**Aim:** Of the lines in the listing below, how many hold "encore"? Answer with the number only.
┌─ Records
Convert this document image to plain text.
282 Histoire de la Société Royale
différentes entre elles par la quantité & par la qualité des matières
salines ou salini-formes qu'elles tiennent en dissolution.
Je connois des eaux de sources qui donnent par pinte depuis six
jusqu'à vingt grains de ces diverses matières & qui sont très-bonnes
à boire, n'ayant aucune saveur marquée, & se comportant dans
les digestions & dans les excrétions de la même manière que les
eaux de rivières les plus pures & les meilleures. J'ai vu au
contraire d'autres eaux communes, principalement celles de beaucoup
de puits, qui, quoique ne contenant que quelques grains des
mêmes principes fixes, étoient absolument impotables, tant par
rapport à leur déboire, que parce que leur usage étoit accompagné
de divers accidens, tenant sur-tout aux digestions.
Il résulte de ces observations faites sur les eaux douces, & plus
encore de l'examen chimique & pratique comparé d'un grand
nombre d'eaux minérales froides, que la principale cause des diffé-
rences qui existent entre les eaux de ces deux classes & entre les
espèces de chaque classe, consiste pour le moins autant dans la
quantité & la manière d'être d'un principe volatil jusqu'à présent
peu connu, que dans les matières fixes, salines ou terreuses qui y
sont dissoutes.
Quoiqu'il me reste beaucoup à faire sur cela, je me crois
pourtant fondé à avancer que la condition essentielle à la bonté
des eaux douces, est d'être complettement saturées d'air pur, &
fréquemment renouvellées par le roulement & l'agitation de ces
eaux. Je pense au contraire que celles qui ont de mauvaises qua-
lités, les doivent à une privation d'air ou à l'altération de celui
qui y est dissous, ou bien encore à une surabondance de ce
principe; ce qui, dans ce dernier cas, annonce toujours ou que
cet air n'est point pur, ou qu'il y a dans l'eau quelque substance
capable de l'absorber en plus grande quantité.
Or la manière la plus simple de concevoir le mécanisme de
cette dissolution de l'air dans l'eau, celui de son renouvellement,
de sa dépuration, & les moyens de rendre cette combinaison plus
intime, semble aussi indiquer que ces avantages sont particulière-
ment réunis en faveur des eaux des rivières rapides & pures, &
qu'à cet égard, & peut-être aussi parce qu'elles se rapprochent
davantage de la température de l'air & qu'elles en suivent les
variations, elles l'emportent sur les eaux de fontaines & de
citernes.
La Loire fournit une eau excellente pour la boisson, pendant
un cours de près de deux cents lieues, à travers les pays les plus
└─
**Full solution:** 2